_EXERCISE GOAL_: Retype the rows below, from the first line through the line that contains "brand-logo: glassnode xyxy=(1583,948,1771,993)", keeping every character unchanged.

=== SOURCE RECORDS ===

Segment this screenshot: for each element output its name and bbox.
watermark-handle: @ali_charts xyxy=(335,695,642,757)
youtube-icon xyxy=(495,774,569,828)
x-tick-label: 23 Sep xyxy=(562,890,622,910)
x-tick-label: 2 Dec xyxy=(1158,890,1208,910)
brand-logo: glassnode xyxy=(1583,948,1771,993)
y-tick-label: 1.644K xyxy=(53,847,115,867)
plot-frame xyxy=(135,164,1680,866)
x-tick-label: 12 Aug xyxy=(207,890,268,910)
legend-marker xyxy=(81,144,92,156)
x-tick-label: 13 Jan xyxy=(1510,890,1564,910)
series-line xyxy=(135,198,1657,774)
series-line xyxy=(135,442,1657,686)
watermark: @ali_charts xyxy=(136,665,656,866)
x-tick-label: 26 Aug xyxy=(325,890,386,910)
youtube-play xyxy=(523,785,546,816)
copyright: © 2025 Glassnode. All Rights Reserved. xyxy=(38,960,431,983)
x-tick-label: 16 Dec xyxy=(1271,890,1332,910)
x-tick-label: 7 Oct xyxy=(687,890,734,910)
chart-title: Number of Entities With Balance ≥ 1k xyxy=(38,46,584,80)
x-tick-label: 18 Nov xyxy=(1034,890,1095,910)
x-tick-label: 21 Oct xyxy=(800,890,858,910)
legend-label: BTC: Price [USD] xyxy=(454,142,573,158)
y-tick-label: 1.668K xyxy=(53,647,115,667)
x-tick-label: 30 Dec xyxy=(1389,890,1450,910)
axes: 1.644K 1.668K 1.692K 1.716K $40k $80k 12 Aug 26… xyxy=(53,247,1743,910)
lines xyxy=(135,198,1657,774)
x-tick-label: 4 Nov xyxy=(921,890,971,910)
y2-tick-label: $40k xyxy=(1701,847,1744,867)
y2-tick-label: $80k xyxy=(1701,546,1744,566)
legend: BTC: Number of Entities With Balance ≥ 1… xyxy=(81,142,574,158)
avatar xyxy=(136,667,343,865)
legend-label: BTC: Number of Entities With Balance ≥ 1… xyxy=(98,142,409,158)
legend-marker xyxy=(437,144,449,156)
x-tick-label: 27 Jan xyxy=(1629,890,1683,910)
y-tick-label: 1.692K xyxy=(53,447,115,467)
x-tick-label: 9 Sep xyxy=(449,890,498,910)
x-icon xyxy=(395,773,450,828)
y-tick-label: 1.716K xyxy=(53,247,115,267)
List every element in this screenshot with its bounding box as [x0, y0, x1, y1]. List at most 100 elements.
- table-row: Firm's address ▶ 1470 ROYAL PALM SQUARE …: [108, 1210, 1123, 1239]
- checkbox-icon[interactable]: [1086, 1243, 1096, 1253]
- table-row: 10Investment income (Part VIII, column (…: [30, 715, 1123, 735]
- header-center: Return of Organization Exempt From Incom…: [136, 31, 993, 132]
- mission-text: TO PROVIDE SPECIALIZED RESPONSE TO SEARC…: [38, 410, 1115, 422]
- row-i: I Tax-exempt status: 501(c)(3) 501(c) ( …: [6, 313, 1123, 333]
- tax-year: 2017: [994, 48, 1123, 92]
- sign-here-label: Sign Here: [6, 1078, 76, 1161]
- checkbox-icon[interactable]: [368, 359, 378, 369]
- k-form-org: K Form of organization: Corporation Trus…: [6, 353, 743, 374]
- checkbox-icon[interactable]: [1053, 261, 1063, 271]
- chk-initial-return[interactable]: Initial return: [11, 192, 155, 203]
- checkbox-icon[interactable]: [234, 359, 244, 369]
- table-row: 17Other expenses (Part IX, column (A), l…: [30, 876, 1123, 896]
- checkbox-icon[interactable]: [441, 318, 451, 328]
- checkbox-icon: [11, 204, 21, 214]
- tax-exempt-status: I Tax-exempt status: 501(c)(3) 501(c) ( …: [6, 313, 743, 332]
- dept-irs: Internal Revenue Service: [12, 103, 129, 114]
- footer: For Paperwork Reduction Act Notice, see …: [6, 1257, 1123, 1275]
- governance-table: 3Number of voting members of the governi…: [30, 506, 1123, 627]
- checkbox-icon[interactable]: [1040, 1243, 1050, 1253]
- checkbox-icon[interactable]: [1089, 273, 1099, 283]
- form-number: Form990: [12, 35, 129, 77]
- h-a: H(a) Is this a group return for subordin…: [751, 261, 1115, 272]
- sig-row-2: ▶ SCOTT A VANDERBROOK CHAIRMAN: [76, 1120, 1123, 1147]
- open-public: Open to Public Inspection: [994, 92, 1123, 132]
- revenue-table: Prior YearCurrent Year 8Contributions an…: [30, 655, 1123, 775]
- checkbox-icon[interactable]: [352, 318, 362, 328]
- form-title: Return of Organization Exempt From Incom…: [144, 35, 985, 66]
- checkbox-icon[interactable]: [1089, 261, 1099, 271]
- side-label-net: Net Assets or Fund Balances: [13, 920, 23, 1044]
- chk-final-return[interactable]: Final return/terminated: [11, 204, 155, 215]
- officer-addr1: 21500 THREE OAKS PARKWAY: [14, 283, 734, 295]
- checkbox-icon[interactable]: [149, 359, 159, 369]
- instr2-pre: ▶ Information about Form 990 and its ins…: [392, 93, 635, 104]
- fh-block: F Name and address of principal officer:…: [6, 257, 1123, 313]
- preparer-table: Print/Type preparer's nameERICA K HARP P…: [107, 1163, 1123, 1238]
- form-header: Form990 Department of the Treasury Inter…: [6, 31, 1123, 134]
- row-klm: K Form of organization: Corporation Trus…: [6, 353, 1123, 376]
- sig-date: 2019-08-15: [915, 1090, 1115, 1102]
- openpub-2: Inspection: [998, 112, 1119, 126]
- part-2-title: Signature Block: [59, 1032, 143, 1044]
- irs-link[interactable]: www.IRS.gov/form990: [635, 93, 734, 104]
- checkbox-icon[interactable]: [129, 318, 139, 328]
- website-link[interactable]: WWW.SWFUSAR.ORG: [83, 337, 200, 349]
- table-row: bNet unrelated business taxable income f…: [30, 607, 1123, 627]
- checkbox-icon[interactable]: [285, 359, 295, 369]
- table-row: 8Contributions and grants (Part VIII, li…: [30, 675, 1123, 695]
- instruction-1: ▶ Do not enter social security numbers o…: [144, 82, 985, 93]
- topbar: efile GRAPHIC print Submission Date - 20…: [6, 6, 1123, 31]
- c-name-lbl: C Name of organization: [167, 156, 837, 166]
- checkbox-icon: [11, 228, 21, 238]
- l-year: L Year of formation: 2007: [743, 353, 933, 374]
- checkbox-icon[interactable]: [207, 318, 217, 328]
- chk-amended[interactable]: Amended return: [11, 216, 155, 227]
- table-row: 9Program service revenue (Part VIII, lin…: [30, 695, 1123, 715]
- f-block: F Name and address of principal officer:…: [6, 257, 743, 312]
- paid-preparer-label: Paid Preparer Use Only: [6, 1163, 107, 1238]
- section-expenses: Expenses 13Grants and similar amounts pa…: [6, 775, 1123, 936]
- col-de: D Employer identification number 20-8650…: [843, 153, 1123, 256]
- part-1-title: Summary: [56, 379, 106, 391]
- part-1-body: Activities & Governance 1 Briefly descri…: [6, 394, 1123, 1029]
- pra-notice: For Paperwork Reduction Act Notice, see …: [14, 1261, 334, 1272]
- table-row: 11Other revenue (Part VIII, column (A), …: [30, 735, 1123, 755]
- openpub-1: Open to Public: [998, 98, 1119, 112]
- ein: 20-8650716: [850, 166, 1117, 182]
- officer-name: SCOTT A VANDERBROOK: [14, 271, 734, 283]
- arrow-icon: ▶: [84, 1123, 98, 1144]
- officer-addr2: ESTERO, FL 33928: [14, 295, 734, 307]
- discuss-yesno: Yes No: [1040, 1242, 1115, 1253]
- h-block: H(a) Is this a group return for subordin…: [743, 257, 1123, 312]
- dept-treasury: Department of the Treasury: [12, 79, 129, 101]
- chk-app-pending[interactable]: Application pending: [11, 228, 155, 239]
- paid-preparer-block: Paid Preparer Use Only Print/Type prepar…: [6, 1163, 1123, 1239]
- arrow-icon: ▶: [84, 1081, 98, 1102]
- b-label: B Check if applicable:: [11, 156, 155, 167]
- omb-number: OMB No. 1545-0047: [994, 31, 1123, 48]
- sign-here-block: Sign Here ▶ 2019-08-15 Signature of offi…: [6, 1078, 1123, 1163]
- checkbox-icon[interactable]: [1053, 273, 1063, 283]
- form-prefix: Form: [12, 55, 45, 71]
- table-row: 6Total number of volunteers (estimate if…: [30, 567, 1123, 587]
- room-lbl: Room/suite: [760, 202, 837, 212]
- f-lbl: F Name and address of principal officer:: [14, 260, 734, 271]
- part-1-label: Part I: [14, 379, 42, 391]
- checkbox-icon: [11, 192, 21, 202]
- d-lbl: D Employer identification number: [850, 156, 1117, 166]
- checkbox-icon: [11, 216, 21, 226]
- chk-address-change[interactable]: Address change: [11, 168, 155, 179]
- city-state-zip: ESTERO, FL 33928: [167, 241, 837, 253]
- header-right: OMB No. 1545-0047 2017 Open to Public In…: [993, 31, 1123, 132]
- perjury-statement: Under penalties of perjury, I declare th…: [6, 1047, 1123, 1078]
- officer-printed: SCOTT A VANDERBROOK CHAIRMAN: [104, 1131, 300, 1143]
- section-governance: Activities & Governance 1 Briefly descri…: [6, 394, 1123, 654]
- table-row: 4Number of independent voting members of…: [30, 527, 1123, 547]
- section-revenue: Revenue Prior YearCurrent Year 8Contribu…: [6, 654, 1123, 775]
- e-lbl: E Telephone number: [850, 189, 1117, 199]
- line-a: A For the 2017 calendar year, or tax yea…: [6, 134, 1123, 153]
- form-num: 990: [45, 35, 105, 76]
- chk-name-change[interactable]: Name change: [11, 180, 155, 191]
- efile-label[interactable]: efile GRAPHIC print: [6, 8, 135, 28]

===

_CORRECT RESPONSE_:
Segment this screenshot: for each element output its name and bbox.
watermark-handle: @ali_charts xyxy=(335,695,642,757)
youtube-icon xyxy=(495,774,569,828)
x-tick-label: 23 Sep xyxy=(562,890,622,910)
x-tick-label: 2 Dec xyxy=(1158,890,1208,910)
brand-logo: glassnode xyxy=(1583,948,1771,993)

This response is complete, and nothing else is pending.